(Source data)
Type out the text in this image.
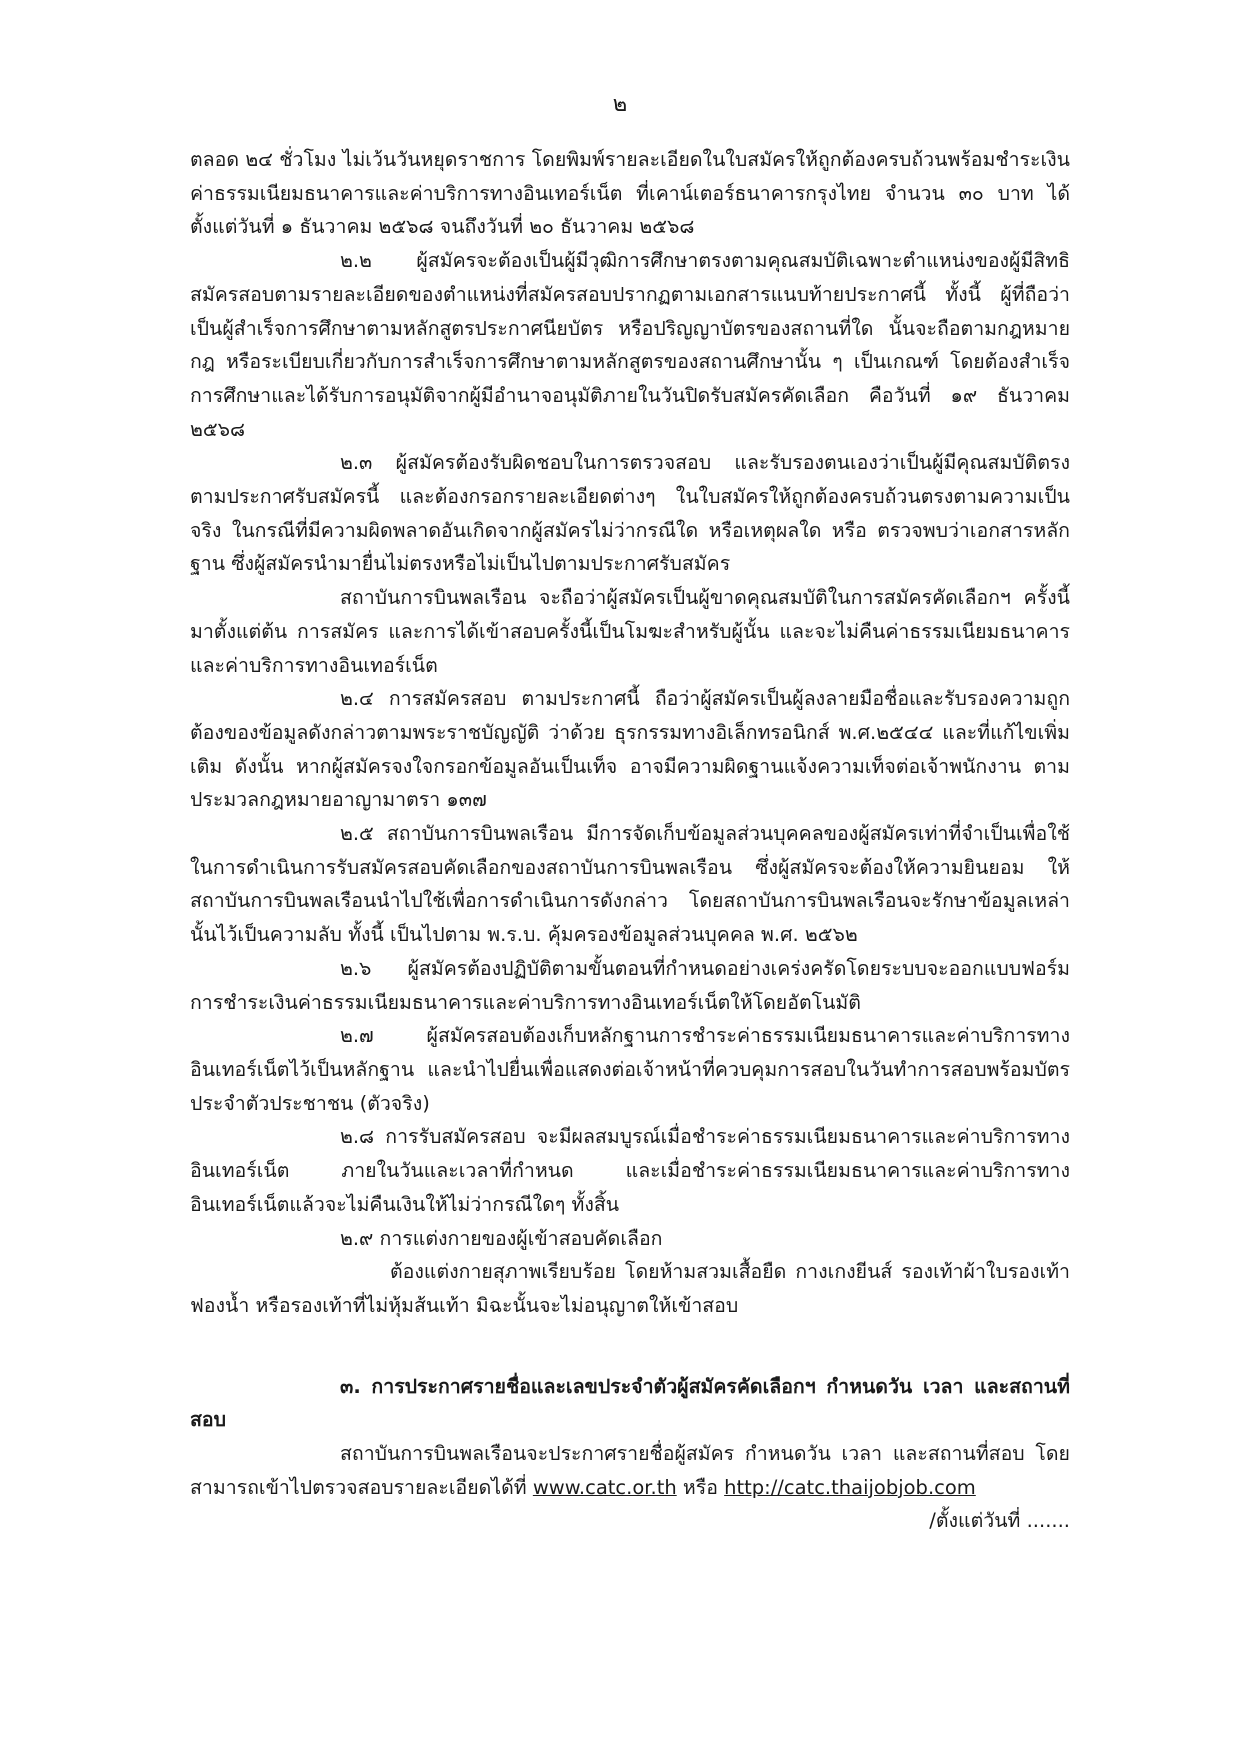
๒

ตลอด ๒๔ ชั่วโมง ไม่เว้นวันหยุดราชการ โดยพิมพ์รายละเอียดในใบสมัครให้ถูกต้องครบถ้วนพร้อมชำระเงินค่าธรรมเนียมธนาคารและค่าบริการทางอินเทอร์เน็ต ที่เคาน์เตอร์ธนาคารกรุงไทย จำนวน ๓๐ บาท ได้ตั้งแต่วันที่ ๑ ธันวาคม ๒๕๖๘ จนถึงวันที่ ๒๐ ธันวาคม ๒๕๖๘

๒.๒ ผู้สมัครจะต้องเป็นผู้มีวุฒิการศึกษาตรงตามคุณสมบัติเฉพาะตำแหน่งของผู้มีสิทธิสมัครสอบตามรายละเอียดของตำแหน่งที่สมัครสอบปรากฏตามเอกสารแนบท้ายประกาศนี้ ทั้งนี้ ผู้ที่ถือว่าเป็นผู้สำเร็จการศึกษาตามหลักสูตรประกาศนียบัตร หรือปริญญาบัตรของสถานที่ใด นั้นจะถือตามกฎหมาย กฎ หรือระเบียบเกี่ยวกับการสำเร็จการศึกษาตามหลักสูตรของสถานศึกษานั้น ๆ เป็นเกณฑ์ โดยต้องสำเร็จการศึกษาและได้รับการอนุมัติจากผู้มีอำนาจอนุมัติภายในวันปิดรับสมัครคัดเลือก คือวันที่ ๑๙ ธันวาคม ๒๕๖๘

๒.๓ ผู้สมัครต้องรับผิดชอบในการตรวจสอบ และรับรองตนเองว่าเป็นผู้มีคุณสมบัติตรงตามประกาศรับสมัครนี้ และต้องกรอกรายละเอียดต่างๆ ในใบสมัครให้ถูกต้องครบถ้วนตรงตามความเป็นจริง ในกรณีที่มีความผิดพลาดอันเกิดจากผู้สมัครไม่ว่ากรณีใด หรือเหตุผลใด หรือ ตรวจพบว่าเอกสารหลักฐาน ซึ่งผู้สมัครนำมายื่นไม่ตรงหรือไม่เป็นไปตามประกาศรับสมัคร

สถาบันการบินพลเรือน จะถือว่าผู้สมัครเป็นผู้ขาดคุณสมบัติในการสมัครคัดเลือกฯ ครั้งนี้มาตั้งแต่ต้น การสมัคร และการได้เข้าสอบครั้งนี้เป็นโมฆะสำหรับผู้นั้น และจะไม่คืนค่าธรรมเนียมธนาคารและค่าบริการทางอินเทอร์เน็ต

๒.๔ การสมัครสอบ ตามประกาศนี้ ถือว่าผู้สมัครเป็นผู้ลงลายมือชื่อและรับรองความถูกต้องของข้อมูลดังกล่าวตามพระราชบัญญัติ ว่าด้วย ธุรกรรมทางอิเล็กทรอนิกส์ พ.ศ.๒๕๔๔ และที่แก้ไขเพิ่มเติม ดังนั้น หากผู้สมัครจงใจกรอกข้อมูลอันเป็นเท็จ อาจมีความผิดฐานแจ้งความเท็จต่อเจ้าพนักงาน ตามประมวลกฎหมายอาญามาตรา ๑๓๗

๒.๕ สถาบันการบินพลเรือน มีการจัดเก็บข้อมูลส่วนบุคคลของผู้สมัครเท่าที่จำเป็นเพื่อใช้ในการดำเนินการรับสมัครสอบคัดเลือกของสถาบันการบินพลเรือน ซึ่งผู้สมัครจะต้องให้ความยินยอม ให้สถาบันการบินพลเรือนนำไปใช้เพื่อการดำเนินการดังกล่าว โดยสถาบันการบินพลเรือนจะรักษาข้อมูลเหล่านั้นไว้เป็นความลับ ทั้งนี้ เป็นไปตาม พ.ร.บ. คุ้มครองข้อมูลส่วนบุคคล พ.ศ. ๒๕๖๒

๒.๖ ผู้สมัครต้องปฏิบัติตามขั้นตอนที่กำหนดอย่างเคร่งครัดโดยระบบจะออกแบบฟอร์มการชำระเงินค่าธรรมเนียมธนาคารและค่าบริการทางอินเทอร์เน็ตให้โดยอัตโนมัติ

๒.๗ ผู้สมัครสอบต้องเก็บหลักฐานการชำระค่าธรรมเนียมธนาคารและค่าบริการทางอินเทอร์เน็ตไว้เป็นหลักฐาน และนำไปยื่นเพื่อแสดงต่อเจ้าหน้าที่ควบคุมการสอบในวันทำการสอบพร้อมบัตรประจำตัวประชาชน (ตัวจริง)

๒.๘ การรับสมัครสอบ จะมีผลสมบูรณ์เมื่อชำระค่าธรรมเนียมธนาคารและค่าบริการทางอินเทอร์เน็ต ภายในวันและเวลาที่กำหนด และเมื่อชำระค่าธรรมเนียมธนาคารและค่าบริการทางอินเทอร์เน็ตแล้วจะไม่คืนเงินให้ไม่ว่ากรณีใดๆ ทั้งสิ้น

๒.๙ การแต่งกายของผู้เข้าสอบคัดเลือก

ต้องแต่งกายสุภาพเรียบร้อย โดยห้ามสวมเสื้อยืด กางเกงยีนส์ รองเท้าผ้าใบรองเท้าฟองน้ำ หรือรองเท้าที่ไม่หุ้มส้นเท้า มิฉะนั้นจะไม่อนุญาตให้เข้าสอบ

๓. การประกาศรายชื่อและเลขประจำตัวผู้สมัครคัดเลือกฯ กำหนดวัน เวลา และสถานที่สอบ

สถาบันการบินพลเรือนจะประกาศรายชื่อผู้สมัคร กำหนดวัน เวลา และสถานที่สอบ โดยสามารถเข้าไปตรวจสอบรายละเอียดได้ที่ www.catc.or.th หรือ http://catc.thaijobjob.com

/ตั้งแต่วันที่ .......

==

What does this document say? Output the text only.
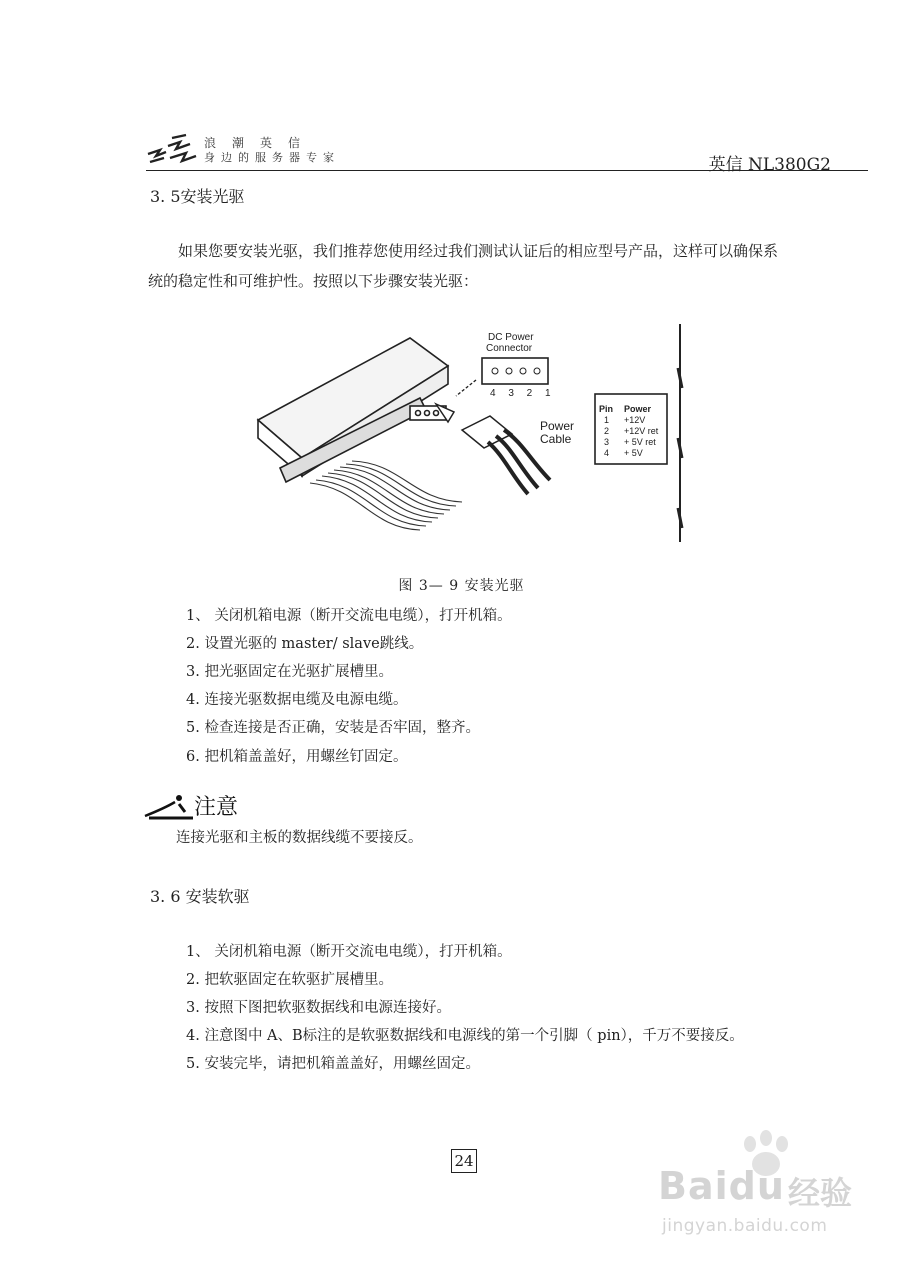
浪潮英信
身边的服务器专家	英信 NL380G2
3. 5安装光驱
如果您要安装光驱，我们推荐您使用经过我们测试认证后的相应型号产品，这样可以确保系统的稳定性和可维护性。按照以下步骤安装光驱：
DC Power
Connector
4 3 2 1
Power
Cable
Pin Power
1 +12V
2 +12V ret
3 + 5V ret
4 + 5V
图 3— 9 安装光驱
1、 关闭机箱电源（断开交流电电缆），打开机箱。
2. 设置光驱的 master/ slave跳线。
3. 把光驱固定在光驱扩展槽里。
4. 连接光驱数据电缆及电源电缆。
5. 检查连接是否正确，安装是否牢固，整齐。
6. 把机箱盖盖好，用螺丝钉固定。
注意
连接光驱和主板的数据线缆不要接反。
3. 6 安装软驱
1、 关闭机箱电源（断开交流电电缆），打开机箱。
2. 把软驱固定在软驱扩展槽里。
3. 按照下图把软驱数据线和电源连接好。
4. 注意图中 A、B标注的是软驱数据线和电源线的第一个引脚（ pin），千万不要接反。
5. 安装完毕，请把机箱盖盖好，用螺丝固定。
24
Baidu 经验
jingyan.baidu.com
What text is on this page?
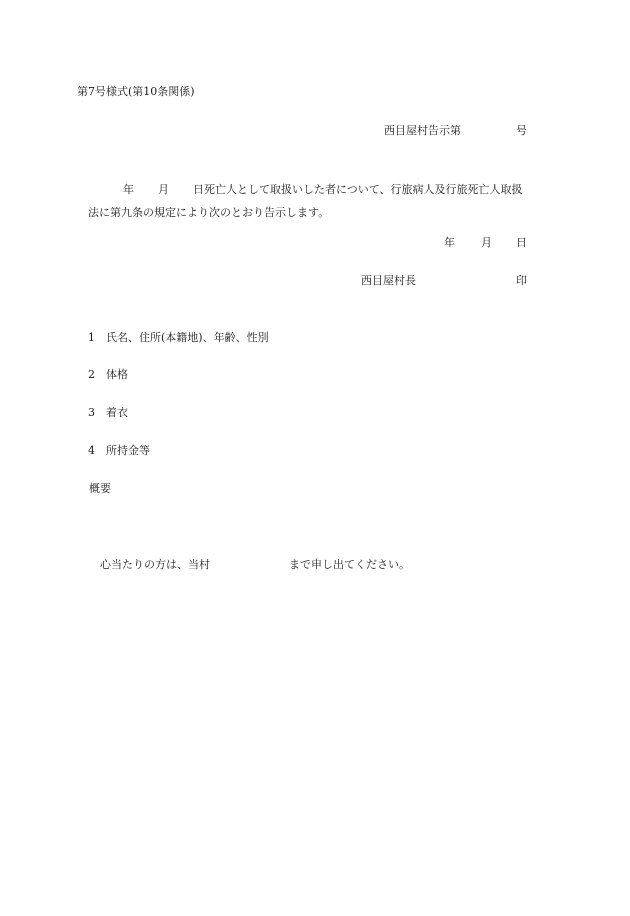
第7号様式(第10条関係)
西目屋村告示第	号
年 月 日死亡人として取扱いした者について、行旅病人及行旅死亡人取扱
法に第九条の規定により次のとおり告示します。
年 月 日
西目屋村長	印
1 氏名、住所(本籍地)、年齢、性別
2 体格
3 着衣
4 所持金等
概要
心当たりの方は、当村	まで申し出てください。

(SET EXERCISE): Locate the word "สถาบ" in the data above. Copy every line carrying it.

(FINAL RESULT):
สถาบันการบินพลเรือน จะถือว่าผู้สมัครเป็นผู้ขาดคุณสมบัติในการสมัครคัดเลือกฯ ครั้งนี้มาตั้งแต่ต้น การสมัคร และการได้เข้าสอบครั้งนี้เป็นโมฆะสำหรับผู้นั้น และจะไม่คืนค่าธรรมเนียมธนาคารและค่าบริการทางอินเทอร์เน็ต
๒.๕ สถาบันการบินพลเรือน มีการจัดเก็บข้อมูลส่วนบุคคลของผู้สมัครเท่าที่จำเป็นเพื่อใช้ในการดำเนินการรับสมัครสอบคัดเลือกของสถาบันการบินพลเรือน ซึ่งผู้สมัครจะต้องให้ความยินยอม ให้สถาบันการบินพลเรือนนำไปใช้เพื่อการดำเนินการดังกล่าว โดยสถาบันการบินพลเรือนจะรักษาข้อมูลเหล่านั้นไว้เป็นความลับ ทั้งนี้ เป็นไปตาม พ.ร.บ. คุ้มครองข้อมูลส่วนบุคคล พ.ศ. ๒๕๖๒
สถาบันการบินพลเรือนจะประกาศรายชื่อผู้สมัคร กำหนดวัน เวลา และสถานที่สอบ โดยสามารถเข้าไปตรวจสอบรายละเอียดได้ที่ www.catc.or.th หรือ http://catc.thaijobjob.com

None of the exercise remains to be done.